[Records from a data collection]
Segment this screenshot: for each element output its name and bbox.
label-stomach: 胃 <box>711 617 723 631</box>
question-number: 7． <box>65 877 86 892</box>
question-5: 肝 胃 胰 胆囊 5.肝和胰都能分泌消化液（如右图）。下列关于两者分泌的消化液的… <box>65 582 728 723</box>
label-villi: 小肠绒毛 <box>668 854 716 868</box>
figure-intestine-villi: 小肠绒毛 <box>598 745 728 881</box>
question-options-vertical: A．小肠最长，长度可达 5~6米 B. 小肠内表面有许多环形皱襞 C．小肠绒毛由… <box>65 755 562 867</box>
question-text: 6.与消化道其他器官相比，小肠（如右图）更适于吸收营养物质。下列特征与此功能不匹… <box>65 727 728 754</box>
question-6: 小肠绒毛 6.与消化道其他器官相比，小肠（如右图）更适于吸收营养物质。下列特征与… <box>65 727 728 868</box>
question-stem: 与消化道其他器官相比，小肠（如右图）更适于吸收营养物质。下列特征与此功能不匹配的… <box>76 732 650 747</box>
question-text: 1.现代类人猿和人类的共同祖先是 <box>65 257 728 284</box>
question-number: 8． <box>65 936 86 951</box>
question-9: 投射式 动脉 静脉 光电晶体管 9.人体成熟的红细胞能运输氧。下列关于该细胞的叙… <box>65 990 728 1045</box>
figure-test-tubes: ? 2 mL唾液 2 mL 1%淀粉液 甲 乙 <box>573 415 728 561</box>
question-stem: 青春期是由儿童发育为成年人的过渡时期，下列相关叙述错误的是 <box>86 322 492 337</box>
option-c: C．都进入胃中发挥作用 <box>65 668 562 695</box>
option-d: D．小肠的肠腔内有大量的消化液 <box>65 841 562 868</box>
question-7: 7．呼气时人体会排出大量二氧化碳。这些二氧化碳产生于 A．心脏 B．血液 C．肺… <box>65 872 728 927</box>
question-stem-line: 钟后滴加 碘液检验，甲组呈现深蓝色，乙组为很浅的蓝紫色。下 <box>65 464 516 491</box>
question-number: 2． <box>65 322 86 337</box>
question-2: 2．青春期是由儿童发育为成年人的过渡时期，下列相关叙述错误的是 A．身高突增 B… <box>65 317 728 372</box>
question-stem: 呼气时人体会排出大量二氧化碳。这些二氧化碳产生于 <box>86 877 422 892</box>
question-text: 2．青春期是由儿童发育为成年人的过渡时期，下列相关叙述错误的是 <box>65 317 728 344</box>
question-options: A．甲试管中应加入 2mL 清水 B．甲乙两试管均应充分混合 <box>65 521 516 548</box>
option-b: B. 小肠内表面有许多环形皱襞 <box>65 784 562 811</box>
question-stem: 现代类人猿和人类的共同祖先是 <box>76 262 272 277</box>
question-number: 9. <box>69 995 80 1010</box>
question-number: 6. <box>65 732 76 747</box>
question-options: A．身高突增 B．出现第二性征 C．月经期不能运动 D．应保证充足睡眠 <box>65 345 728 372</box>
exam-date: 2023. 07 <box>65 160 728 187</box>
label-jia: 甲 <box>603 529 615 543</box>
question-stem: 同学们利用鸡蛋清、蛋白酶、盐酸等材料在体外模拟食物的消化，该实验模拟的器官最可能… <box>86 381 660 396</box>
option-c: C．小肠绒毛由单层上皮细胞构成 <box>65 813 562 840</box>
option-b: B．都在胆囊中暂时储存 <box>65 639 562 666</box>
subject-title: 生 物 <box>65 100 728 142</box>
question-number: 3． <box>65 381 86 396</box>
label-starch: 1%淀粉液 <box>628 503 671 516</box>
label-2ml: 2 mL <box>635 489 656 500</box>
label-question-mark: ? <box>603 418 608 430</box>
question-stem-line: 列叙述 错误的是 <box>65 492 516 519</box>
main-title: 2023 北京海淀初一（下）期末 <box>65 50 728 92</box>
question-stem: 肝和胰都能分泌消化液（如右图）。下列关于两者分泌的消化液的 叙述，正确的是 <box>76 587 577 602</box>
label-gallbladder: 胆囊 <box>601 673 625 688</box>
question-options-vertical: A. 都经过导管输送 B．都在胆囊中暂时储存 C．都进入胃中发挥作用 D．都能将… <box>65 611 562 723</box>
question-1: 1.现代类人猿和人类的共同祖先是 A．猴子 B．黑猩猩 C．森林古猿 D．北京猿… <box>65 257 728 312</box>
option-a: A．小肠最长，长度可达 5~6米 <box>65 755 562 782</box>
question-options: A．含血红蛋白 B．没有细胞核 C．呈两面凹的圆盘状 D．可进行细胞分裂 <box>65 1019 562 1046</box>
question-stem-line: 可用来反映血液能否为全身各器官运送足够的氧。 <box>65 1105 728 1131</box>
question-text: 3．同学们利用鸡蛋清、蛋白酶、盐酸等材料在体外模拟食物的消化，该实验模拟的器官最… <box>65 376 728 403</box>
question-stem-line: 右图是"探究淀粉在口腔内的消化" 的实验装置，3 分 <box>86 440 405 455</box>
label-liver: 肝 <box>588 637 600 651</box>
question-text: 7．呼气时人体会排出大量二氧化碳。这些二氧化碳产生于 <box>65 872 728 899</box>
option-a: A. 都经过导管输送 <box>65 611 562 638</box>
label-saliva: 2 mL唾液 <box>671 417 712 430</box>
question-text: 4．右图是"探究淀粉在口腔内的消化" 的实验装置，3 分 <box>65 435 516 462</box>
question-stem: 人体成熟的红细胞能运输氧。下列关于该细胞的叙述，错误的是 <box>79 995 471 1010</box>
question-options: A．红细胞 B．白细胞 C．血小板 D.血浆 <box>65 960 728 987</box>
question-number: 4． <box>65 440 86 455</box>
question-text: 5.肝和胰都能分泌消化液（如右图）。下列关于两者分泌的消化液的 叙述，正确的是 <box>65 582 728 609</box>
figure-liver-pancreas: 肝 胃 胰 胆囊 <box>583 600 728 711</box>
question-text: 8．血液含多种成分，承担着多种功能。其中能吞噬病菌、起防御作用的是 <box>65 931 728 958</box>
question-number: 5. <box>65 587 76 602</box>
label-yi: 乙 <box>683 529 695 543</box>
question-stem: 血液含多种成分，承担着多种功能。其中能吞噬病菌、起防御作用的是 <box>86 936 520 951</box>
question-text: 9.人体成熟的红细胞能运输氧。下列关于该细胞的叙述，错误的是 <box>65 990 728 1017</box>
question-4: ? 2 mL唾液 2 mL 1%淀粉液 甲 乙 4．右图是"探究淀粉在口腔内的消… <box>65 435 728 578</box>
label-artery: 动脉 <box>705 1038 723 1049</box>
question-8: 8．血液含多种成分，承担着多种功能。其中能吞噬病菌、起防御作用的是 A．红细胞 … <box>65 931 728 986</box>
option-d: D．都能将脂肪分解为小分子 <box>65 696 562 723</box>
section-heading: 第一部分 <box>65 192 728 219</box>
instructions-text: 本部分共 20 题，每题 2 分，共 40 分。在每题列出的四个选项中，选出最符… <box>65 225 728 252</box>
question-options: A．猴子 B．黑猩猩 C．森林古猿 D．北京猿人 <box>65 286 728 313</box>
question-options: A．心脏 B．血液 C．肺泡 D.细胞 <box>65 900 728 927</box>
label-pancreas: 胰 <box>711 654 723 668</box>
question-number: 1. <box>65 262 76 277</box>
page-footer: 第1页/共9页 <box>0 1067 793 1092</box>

▶ _The request_
Copy all of these items exactly, line for line.

▶ _Solution to the problem_
Segment this screenshot: for each element output its name and bbox.
label-stomach: 胃 <box>711 617 723 631</box>
question-number: 7． <box>65 877 86 892</box>
question-5: 肝 胃 胰 胆囊 5.肝和胰都能分泌消化液（如右图）。下列关于两者分泌的消化液的… <box>65 582 728 723</box>
label-villi: 小肠绒毛 <box>668 854 716 868</box>
figure-intestine-villi: 小肠绒毛 <box>598 745 728 881</box>
question-options-vertical: A．小肠最长，长度可达 5~6米 B. 小肠内表面有许多环形皱襞 C．小肠绒毛由… <box>65 755 562 867</box>
question-text: 6.与消化道其他器官相比，小肠（如右图）更适于吸收营养物质。下列特征与此功能不匹… <box>65 727 728 754</box>
question-6: 小肠绒毛 6.与消化道其他器官相比，小肠（如右图）更适于吸收营养物质。下列特征与… <box>65 727 728 868</box>
question-stem: 与消化道其他器官相比，小肠（如右图）更适于吸收营养物质。下列特征与此功能不匹配的… <box>76 732 650 747</box>
question-text: 1.现代类人猿和人类的共同祖先是 <box>65 257 728 284</box>
question-number: 8． <box>65 936 86 951</box>
question-9: 投射式 动脉 静脉 光电晶体管 9.人体成熟的红细胞能运输氧。下列关于该细胞的叙… <box>65 990 728 1045</box>
figure-test-tubes: ? 2 mL唾液 2 mL 1%淀粉液 甲 乙 <box>573 415 728 561</box>
question-stem: 青春期是由儿童发育为成年人的过渡时期，下列相关叙述错误的是 <box>86 322 492 337</box>
option-c: C．都进入胃中发挥作用 <box>65 668 562 695</box>
option-d: D．小肠的肠腔内有大量的消化液 <box>65 841 562 868</box>
question-7: 7．呼气时人体会排出大量二氧化碳。这些二氧化碳产生于 A．心脏 B．血液 C．肺… <box>65 872 728 927</box>
question-stem-line: 钟后滴加 碘液检验，甲组呈现深蓝色，乙组为很浅的蓝紫色。下 <box>65 464 516 491</box>
question-number: 2． <box>65 322 86 337</box>
question-2: 2．青春期是由儿童发育为成年人的过渡时期，下列相关叙述错误的是 A．身高突增 B… <box>65 317 728 372</box>
question-stem: 呼气时人体会排出大量二氧化碳。这些二氧化碳产生于 <box>86 877 422 892</box>
question-text: 2．青春期是由儿童发育为成年人的过渡时期，下列相关叙述错误的是 <box>65 317 728 344</box>
question-options: A．甲试管中应加入 2mL 清水 B．甲乙两试管均应充分混合 <box>65 521 516 548</box>
option-b: B. 小肠内表面有许多环形皱襞 <box>65 784 562 811</box>
question-stem: 现代类人猿和人类的共同祖先是 <box>76 262 272 277</box>
question-number: 9. <box>69 995 80 1010</box>
question-number: 6. <box>65 732 76 747</box>
question-options: A．身高突增 B．出现第二性征 C．月经期不能运动 D．应保证充足睡眠 <box>65 345 728 372</box>
exam-date: 2023. 07 <box>65 160 728 187</box>
label-jia: 甲 <box>603 529 615 543</box>
question-stem: 同学们利用鸡蛋清、蛋白酶、盐酸等材料在体外模拟食物的消化，该实验模拟的器官最可能… <box>86 381 660 396</box>
option-c: C．小肠绒毛由单层上皮细胞构成 <box>65 813 562 840</box>
option-b: B．都在胆囊中暂时储存 <box>65 639 562 666</box>
subject-title: 生 物 <box>65 100 728 142</box>
question-number: 3． <box>65 381 86 396</box>
label-starch: 1%淀粉液 <box>628 503 671 516</box>
label-2ml: 2 mL <box>635 489 656 500</box>
label-question-mark: ? <box>603 418 608 430</box>
question-stem-line: 列叙述 错误的是 <box>65 492 516 519</box>
main-title: 2023 北京海淀初一（下）期末 <box>65 50 728 92</box>
question-stem: 肝和胰都能分泌消化液（如右图）。下列关于两者分泌的消化液的 叙述，正确的是 <box>76 587 577 602</box>
label-gallbladder: 胆囊 <box>601 673 625 688</box>
question-options-vertical: A. 都经过导管输送 B．都在胆囊中暂时储存 C．都进入胃中发挥作用 D．都能将… <box>65 611 562 723</box>
question-1: 1.现代类人猿和人类的共同祖先是 A．猴子 B．黑猩猩 C．森林古猿 D．北京猿… <box>65 257 728 312</box>
option-a: A．小肠最长，长度可达 5~6米 <box>65 755 562 782</box>
question-options: A．含血红蛋白 B．没有细胞核 C．呈两面凹的圆盘状 D．可进行细胞分裂 <box>65 1019 562 1046</box>
question-stem-line: 可用来反映血液能否为全身各器官运送足够的氧。 <box>65 1105 728 1131</box>
question-text: 3．同学们利用鸡蛋清、蛋白酶、盐酸等材料在体外模拟食物的消化，该实验模拟的器官最… <box>65 376 728 403</box>
question-stem-line: 右图是"探究淀粉在口腔内的消化" 的实验装置，3 分 <box>86 440 405 455</box>
label-liver: 肝 <box>588 637 600 651</box>
question-text: 7．呼气时人体会排出大量二氧化碳。这些二氧化碳产生于 <box>65 872 728 899</box>
option-a: A. 都经过导管输送 <box>65 611 562 638</box>
label-saliva: 2 mL唾液 <box>671 417 712 430</box>
question-text: 4．右图是"探究淀粉在口腔内的消化" 的实验装置，3 分 <box>65 435 516 462</box>
question-stem: 人体成熟的红细胞能运输氧。下列关于该细胞的叙述，错误的是 <box>79 995 471 1010</box>
question-options: A．红细胞 B．白细胞 C．血小板 D.血浆 <box>65 960 728 987</box>
question-number: 4． <box>65 440 86 455</box>
question-text: 5.肝和胰都能分泌消化液（如右图）。下列关于两者分泌的消化液的 叙述，正确的是 <box>65 582 728 609</box>
figure-liver-pancreas: 肝 胃 胰 胆囊 <box>583 600 728 711</box>
question-text: 8．血液含多种成分，承担着多种功能。其中能吞噬病菌、起防御作用的是 <box>65 931 728 958</box>
question-number: 5. <box>65 587 76 602</box>
label-yi: 乙 <box>683 529 695 543</box>
question-stem: 血液含多种成分，承担着多种功能。其中能吞噬病菌、起防御作用的是 <box>86 936 520 951</box>
question-text: 9.人体成熟的红细胞能运输氧。下列关于该细胞的叙述，错误的是 <box>65 990 728 1017</box>
question-4: ? 2 mL唾液 2 mL 1%淀粉液 甲 乙 4．右图是"探究淀粉在口腔内的消… <box>65 435 728 578</box>
label-artery: 动脉 <box>705 1038 723 1049</box>
question-8: 8．血液含多种成分，承担着多种功能。其中能吞噬病菌、起防御作用的是 A．红细胞 … <box>65 931 728 986</box>
option-d: D．都能将脂肪分解为小分子 <box>65 696 562 723</box>
section-heading: 第一部分 <box>65 192 728 219</box>
instructions-text: 本部分共 20 题，每题 2 分，共 40 分。在每题列出的四个选项中，选出最符… <box>65 225 728 252</box>
question-options: A．猴子 B．黑猩猩 C．森林古猿 D．北京猿人 <box>65 286 728 313</box>
question-options: A．心脏 B．血液 C．肺泡 D.细胞 <box>65 900 728 927</box>
label-pancreas: 胰 <box>711 654 723 668</box>
question-number: 1. <box>65 262 76 277</box>
page-footer: 第1页/共9页 <box>0 1067 793 1092</box>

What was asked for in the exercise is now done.